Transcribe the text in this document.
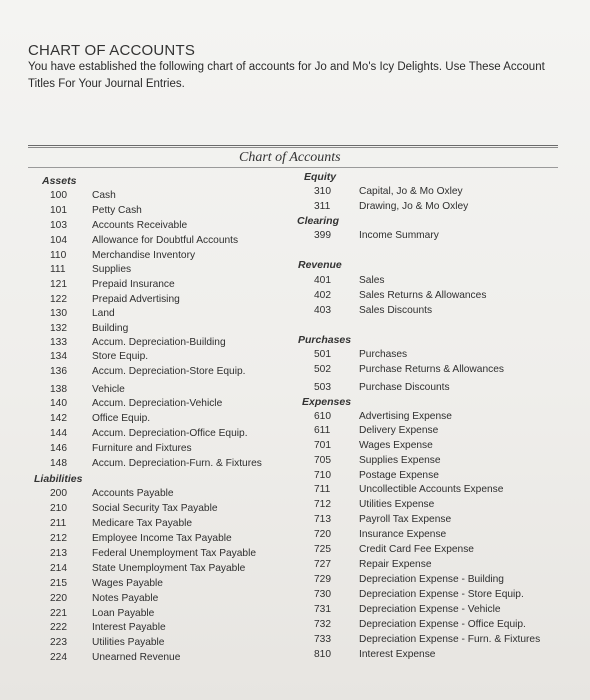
CHART OF ACCOUNTS
You have established the following chart of accounts for Jo and Mo's Icy Delights. Use These Account Titles For Your Journal Entries.
Chart of Accounts
Assets
Liabilities
Equity
Clearing
Revenue
Purchases
Expenses
100 Cash
101 Petty Cash
103 Accounts Receivable
104 Allowance for Doubtful Accounts
110	Merchandise Inventory
111	Supplies
121 Prepaid Insurance
122 Prepaid Advertising
130 Land
132 Building
133 Accum. Depreciation-Building
134 Store Equip.
136 Accum. Depreciation-Store Equip.
138 Vehicle
140 Accum. Depreciation-Vehicle
142 Office Equip.
144 Accum. Depreciation-Office Equip.
146 Furniture and Fixtures
148 Accum. Depreciation-Furn. & Fixtures
200 Accounts Payable
210 Social Security Tax Payable
211	Medicare Tax Payable
212 Employee Income Tax Payable
213 Federal Unemployment Tax Payable
214 State Unemployment Tax Payable
215 Wages Payable
220 Notes Payable
221 Loan Payable
222 Interest Payable
223 Utilities Payable
224 Unearned Revenue
310	Capital, Jo & Mo Oxley
311	Drawing, Jo & Mo Oxley
399	Income Summary
401	Sales
402	Sales Returns & Allowances
403	Sales Discounts
501	Purchases
502	Purchase Returns & Allowances
503	Purchase Discounts
610	Advertising Expense
611	Delivery Expense
701	Wages Expense
705	Supplies Expense
710	Postage Expense
711	Uncollectible Accounts Expense
712	Utilities Expense
713	Payroll Tax Expense
720	Insurance Expense
725	Credit Card Fee Expense
727	Repair Expense
729	Depreciation Expense - Building
730	Depreciation Expense - Store Equip.
731	Depreciation Expense - Vehicle
732	Depreciation Expense - Office Equip.
733	Depreciation Expense - Furn. & Fixtures
810	Interest Expense
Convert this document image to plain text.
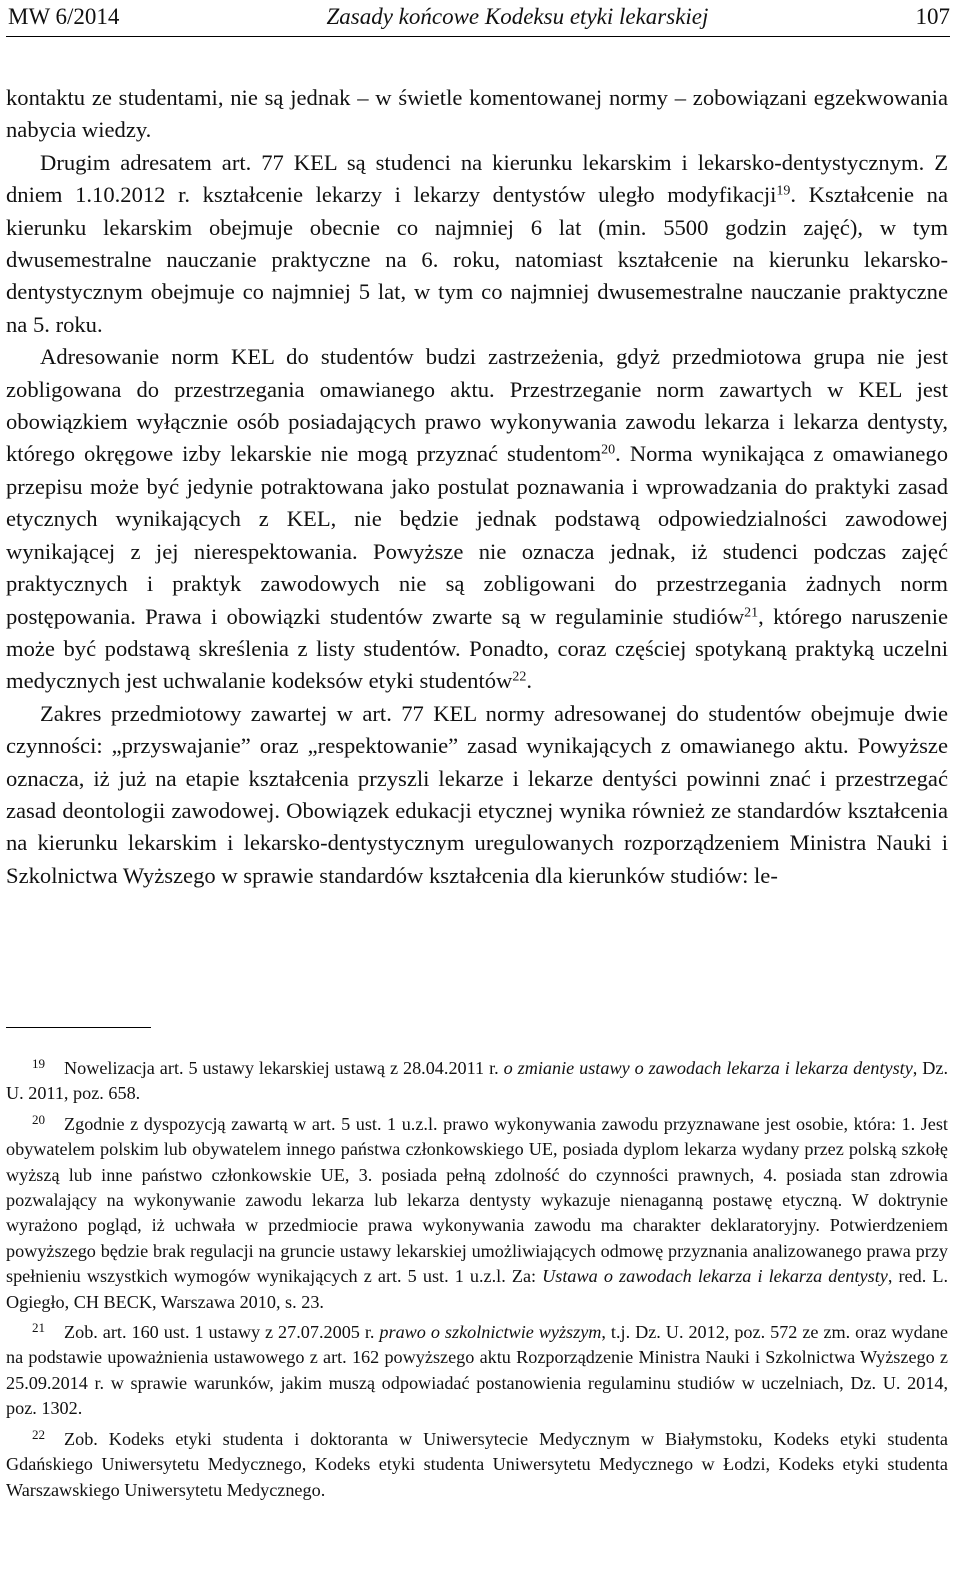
MW 6/2014	Zasady końcowe Kodeksu etyki lekarskiej	107

kontaktu ze studentami, nie są jednak – w świetle komentowanej normy – zobowiązani egzekwowania nabycia wiedzy.

Drugim adresatem art. 77 KEL są studenci na kierunku lekarskim i lekarsko-dentystycznym. Z dniem 1.10.2012 r. kształcenie lekarzy i lekarzy dentystów uległo modyfikacji$^{19}$. Kształcenie na kierunku lekarskim obejmuje obecnie co najmniej 6 lat (min. 5500 godzin zajęć), w tym dwusemestralne nauczanie praktyczne na 6. roku, natomiast kształcenie na kierunku lekarsko-dentystycznym obejmuje co najmniej 5 lat, w tym co najmniej dwusemestralne nauczanie praktyczne na 5. roku.

Adresowanie norm KEL do studentów budzi zastrzeżenia, gdyż przedmiotowa grupa nie jest zobligowana do przestrzegania omawianego aktu. Przestrzeganie norm zawartych w KEL jest obowiązkiem wyłącznie osób posiadających prawo wykonywania zawodu lekarza i lekarza dentysty, którego okręgowe izby lekarskie nie mogą przyznać studentom$^{20}$. Norma wynikająca z omawianego przepisu może być jedynie potraktowana jako postulat poznawania i wprowadzania do praktyki zasad etycznych wynikających z KEL, nie będzie jednak podstawą odpowiedzialności zawodowej wynikającej z jej nierespektowania. Powyższe nie oznacza jednak, iż studenci podczas zajęć praktycznych i praktyk zawodowych nie są zobligowani do przestrzegania żadnych norm postępowania. Prawa i obowiązki studentów zwarte są w regulaminie studiów$^{21}$, którego naruszenie może być podstawą skreślenia z listy studentów. Ponadto, coraz częściej spotykaną praktyką uczelni medycznych jest uchwalanie kodeksów etyki studentów$^{22}$.

Zakres przedmiotowy zawartej w art. 77 KEL normy adresowanej do studentów obejmuje dwie czynności: „przyswajanie” oraz „respektowanie” zasad wynikających z omawianego aktu. Powyższe oznacza, iż już na etapie kształcenia przyszli lekarze i lekarze dentyści powinni znać i przestrzegać zasad deontologii zawodowej. Obowiązek edukacji etycznej wynika również ze standardów kształcenia na kierunku lekarskim i lekarsko-dentystycznym uregulowanych rozporządzeniem Ministra Nauki i Szkolnictwa Wyższego w sprawie standardów kształcenia dla kierunków studiów: le-

$^{19}$ Nowelizacja art. 5 ustawy lekarskiej ustawą z 28.04.2011 r. o zmianie ustawy o zawodach lekarza i lekarza dentysty, Dz. U. 2011, poz. 658.

$^{20}$ Zgodnie z dyspozycją zawartą w art. 5 ust. 1 u.z.l. prawo wykonywania zawodu przyznawane jest osobie, która: 1. Jest obywatelem polskim lub obywatelem innego państwa członkowskiego UE, posiada dyplom lekarza wydany przez polską szkołę wyższą lub inne państwo członkowskie UE, 3. posiada pełną zdolność do czynności prawnych, 4. posiada stan zdrowia pozwalający na wykonywanie zawodu lekarza lub lekarza dentysty wykazuje nienaganną postawę etyczną. W doktrynie wyrażono pogląd, iż uchwała w przedmiocie prawa wykonywania zawodu ma charakter deklaratoryjny. Potwierdzeniem powyższego będzie brak regulacji na gruncie ustawy lekarskiej umożliwiających odmowę przyznania analizowanego prawa przy spełnieniu wszystkich wymogów wynikających z art. 5 ust. 1 u.z.l. Za: Ustawa o zawodach lekarza i lekarza dentysty, red. L. Ogiegło, CH BECK, Warszawa 2010, s. 23.

$^{21}$ Zob. art. 160 ust. 1 ustawy z 27.07.2005 r. prawo o szkolnictwie wyższym, t.j. Dz. U. 2012, poz. 572 ze zm. oraz wydane na podstawie upoważnienia ustawowego z art. 162 powyższego aktu Rozporządzenie Ministra Nauki i Szkolnictwa Wyższego z 25.09.2014 r. w sprawie warunków, jakim muszą odpowiadać postanowienia regulaminu studiów w uczelniach, Dz. U. 2014, poz. 1302.

$^{22}$ Zob. Kodeks etyki studenta i doktoranta w Uniwersytecie Medycznym w Białymstoku, Kodeks etyki studenta Gdańskiego Uniwersytetu Medycznego, Kodeks etyki studenta Uniwersytetu Medycznego w Łodzi, Kodeks etyki studenta Warszawskiego Uniwersytetu Medycznego.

*Work required:* Copy each line that holds the word "Wages".

*Answer below:*
215 Wages Payable
701	Wages Expense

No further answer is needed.